WORK TO BE COMPLETED: Reproduce the whole listing, character for character.

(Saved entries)
○ ○ ○
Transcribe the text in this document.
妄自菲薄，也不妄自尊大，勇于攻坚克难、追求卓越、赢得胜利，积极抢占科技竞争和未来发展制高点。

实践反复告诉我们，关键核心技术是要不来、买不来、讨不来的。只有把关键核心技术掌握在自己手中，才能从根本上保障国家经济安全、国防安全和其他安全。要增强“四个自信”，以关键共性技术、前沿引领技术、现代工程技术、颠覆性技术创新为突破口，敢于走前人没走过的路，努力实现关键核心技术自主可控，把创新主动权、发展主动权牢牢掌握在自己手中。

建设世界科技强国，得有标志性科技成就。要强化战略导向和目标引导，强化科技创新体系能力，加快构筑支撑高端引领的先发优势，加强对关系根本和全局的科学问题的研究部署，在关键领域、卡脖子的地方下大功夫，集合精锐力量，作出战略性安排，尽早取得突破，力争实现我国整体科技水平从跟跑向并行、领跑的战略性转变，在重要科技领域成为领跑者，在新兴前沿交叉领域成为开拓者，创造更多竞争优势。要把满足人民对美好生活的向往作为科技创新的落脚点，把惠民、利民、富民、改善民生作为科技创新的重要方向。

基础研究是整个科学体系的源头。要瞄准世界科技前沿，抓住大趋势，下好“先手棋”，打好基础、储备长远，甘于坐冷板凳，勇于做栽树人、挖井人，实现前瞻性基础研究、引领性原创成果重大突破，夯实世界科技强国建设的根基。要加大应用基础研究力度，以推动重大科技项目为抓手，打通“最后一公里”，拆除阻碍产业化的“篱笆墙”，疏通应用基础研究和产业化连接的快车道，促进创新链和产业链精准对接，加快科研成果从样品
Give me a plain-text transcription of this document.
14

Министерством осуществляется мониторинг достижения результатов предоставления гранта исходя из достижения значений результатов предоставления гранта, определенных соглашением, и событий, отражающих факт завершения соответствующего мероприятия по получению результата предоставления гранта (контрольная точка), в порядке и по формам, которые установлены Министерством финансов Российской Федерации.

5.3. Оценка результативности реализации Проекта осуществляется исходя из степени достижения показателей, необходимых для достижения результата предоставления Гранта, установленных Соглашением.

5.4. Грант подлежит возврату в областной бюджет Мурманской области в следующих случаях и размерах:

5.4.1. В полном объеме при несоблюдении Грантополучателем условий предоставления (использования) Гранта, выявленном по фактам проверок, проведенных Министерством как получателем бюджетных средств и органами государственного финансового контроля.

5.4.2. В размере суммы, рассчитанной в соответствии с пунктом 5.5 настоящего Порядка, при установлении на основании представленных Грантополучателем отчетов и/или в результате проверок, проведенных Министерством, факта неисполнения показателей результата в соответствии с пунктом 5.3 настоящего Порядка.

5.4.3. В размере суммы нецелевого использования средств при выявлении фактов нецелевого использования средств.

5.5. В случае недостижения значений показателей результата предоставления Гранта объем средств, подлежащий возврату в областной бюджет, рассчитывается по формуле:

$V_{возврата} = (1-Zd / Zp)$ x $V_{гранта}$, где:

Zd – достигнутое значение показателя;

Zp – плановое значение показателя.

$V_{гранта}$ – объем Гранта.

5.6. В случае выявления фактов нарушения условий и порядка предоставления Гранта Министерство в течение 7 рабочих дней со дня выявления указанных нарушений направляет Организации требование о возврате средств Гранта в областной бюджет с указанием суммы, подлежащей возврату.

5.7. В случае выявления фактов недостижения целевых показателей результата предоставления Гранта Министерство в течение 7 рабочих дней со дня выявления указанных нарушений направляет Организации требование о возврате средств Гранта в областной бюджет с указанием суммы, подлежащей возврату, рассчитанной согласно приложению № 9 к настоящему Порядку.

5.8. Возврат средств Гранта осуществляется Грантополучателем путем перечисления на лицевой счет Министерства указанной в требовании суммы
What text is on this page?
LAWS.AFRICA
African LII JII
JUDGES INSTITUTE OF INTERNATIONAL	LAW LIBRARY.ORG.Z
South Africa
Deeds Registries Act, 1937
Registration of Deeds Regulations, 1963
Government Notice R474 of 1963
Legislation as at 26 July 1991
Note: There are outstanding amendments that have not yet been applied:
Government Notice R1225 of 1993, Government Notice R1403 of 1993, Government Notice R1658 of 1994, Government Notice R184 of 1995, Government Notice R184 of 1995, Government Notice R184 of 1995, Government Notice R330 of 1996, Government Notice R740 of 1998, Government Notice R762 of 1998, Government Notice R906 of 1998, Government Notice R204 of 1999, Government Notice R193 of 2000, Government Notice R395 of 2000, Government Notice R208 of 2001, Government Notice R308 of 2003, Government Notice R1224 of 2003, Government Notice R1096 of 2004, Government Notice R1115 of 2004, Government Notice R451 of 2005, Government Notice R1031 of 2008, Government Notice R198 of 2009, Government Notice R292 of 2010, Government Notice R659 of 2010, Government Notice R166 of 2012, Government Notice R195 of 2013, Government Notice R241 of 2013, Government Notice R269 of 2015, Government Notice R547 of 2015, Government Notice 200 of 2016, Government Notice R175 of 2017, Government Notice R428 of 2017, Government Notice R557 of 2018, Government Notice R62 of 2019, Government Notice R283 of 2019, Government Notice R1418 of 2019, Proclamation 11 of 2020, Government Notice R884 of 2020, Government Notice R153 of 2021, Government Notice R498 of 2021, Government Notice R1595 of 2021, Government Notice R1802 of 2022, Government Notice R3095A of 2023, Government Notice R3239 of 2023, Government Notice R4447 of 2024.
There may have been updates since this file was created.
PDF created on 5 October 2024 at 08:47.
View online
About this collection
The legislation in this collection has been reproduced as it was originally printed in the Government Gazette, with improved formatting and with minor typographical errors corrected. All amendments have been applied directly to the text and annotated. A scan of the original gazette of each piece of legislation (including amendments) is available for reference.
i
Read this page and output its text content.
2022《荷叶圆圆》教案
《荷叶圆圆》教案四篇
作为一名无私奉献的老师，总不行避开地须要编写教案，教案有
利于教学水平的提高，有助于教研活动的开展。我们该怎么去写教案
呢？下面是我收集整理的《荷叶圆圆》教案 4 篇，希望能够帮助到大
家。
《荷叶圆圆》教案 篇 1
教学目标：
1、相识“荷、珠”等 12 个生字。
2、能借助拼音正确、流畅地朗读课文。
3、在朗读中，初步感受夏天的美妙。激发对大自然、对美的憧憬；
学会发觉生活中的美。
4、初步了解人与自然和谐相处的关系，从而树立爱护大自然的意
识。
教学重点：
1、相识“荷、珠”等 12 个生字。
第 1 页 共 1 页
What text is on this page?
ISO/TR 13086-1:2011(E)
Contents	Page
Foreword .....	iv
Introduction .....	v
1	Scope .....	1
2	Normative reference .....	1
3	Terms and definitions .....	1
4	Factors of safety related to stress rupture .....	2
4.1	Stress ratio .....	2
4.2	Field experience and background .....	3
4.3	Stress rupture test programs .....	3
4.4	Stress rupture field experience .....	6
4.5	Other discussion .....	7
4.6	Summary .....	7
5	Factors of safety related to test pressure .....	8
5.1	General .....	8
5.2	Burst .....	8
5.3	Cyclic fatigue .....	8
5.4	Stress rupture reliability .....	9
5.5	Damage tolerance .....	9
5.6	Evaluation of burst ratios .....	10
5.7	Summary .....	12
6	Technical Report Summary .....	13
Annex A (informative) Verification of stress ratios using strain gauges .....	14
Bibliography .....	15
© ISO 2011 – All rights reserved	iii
○ ○ ○
RESPONSE TO THIS TASK:
Transcribe the text in this document.
妄自菲薄，也不妄自尊大，勇于攻坚克难、追求卓越、赢得胜利，积极抢占科技竞争和未来发展制高点。

实践反复告诉我们，关键核心技术是要不来、买不来、讨不来的。只有把关键核心技术掌握在自己手中，才能从根本上保障国家经济安全、国防安全和其他安全。要增强“四个自信”，以关键共性技术、前沿引领技术、现代工程技术、颠覆性技术创新为突破口，敢于走前人没走过的路，努力实现关键核心技术自主可控，把创新主动权、发展主动权牢牢掌握在自己手中。

建设世界科技强国，得有标志性科技成就。要强化战略导向和目标引导，强化科技创新体系能力，加快构筑支撑高端引领的先发优势，加强对关系根本和全局的科学问题的研究部署，在关键领域、卡脖子的地方下大功夫，集合精锐力量，作出战略性安排，尽早取得突破，力争实现我国整体科技水平从跟跑向并行、领跑的战略性转变，在重要科技领域成为领跑者，在新兴前沿交叉领域成为开拓者，创造更多竞争优势。要把满足人民对美好生活的向往作为科技创新的落脚点，把惠民、利民、富民、改善民生作为科技创新的重要方向。

基础研究是整个科学体系的源头。要瞄准世界科技前沿，抓住大趋势，下好“先手棋”，打好基础、储备长远，甘于坐冷板凳，勇于做栽树人、挖井人，实现前瞻性基础研究、引领性原创成果重大突破，夯实世界科技强国建设的根基。要加大应用基础研究力度，以推动重大科技项目为抓手，打通“最后一公里”，拆除阻碍产业化的“篱笆墙”，疏通应用基础研究和产业化连接的快车道，促进创新链和产业链精准对接，加快科研成果从样品
Give me a plain-text transcription of this document.
14

Министерством осуществляется мониторинг достижения результатов предоставления гранта исходя из достижения значений результатов предоставления гранта, определенных соглашением, и событий, отражающих факт завершения соответствующего мероприятия по получению результата предоставления гранта (контрольная точка), в порядке и по формам, которые установлены Министерством финансов Российской Федерации.

5.3. Оценка результативности реализации Проекта осуществляется исходя из степени достижения показателей, необходимых для достижения результата предоставления Гранта, установленных Соглашением.

5.4. Грант подлежит возврату в областной бюджет Мурманской области в следующих случаях и размерах:

5.4.1. В полном объеме при несоблюдении Грантополучателем условий предоставления (использования) Гранта, выявленном по фактам проверок, проведенных Министерством как получателем бюджетных средств и органами государственного финансового контроля.

5.4.2. В размере суммы, рассчитанной в соответствии с пунктом 5.5 настоящего Порядка, при установлении на основании представленных Грантополучателем отчетов и/или в результате проверок, проведенных Министерством, факта неисполнения показателей результата в соответствии с пунктом 5.3 настоящего Порядка.

5.4.3. В размере суммы нецелевого использования средств при выявлении фактов нецелевого использования средств.

5.5. В случае недостижения значений показателей результата предоставления Гранта объем средств, подлежащий возврату в областной бюджет, рассчитывается по формуле:

$V_{возврата} = (1-Zd / Zp)$ x $V_{гранта}$, где:

Zd – достигнутое значение показателя;

Zp – плановое значение показателя.

$V_{гранта}$ – объем Гранта.

5.6. В случае выявления фактов нарушения условий и порядка предоставления Гранта Министерство в течение 7 рабочих дней со дня выявления указанных нарушений направляет Организации требование о возврате средств Гранта в областной бюджет с указанием суммы, подлежащей возврату.

5.7. В случае выявления фактов недостижения целевых показателей результата предоставления Гранта Министерство в течение 7 рабочих дней со дня выявления указанных нарушений направляет Организации требование о возврате средств Гранта в областной бюджет с указанием суммы, подлежащей возврату, рассчитанной согласно приложению № 9 к настоящему Порядку.

5.8. Возврат средств Гранта осуществляется Грантополучателем путем перечисления на лицевой счет Министерства указанной в требовании суммы
What text is on this page?
LAWS.AFRICA
African LII JII
JUDGES INSTITUTE OF INTERNATIONAL	LAW LIBRARY.ORG.Z
South Africa
Deeds Registries Act, 1937
Registration of Deeds Regulations, 1963
Government Notice R474 of 1963
Legislation as at 26 July 1991
Note: There are outstanding amendments that have not yet been applied:
Government Notice R1225 of 1993, Government Notice R1403 of 1993, Government Notice R1658 of 1994, Government Notice R184 of 1995, Government Notice R184 of 1995, Government Notice R184 of 1995, Government Notice R330 of 1996, Government Notice R740 of 1998, Government Notice R762 of 1998, Government Notice R906 of 1998, Government Notice R204 of 1999, Government Notice R193 of 2000, Government Notice R395 of 2000, Government Notice R208 of 2001, Government Notice R308 of 2003, Government Notice R1224 of 2003, Government Notice R1096 of 2004, Government Notice R1115 of 2004, Government Notice R451 of 2005, Government Notice R1031 of 2008, Government Notice R198 of 2009, Government Notice R292 of 2010, Government Notice R659 of 2010, Government Notice R166 of 2012, Government Notice R195 of 2013, Government Notice R241 of 2013, Government Notice R269 of 2015, Government Notice R547 of 2015, Government Notice 200 of 2016, Government Notice R175 of 2017, Government Notice R428 of 2017, Government Notice R557 of 2018, Government Notice R62 of 2019, Government Notice R283 of 2019, Government Notice R1418 of 2019, Proclamation 11 of 2020, Government Notice R884 of 2020, Government Notice R153 of 2021, Government Notice R498 of 2021, Government Notice R1595 of 2021, Government Notice R1802 of 2022, Government Notice R3095A of 2023, Government Notice R3239 of 2023, Government Notice R4447 of 2024.
There may have been updates since this file was created.
PDF created on 5 October 2024 at 08:47.
View online
About this collection
The legislation in this collection has been reproduced as it was originally printed in the Government Gazette, with improved formatting and with minor typographical errors corrected. All amendments have been applied directly to the text and annotated. A scan of the original gazette of each piece of legislation (including amendments) is available for reference.
i
Read this page and output its text content.
2022《荷叶圆圆》教案
《荷叶圆圆》教案四篇
作为一名无私奉献的老师，总不行避开地须要编写教案，教案有
利于教学水平的提高，有助于教研活动的开展。我们该怎么去写教案
呢？下面是我收集整理的《荷叶圆圆》教案 4 篇，希望能够帮助到大
家。
《荷叶圆圆》教案 篇 1
教学目标：
1、相识“荷、珠”等 12 个生字。
2、能借助拼音正确、流畅地朗读课文。
3、在朗读中，初步感受夏天的美妙。激发对大自然、对美的憧憬；
学会发觉生活中的美。
4、初步了解人与自然和谐相处的关系，从而树立爱护大自然的意
识。
教学重点：
1、相识“荷、珠”等 12 个生字。
第 1 页 共 1 页
What text is on this page?
ISO/TR 13086-1:2011(E)
Contents	Page
Foreword .....	iv
Introduction .....	v
1	Scope .....	1
2	Normative reference .....	1
3	Terms and definitions .....	1
4	Factors of safety related to stress rupture .....	2
4.1	Stress ratio .....	2
4.2	Field experience and background .....	3
4.3	Stress rupture test programs .....	3
4.4	Stress rupture field experience .....	6
4.5	Other discussion .....	7
4.6	Summary .....	7
5	Factors of safety related to test pressure .....	8
5.1	General .....	8
5.2	Burst .....	8
5.3	Cyclic fatigue .....	8
5.4	Stress rupture reliability .....	9
5.5	Damage tolerance .....	9
5.6	Evaluation of burst ratios .....	10
5.7	Summary .....	12
6	Technical Report Summary .....	13
Annex A (informative) Verification of stress ratios using strain gauges .....	14
Bibliography .....	15
© ISO 2011 – All rights reserved	iii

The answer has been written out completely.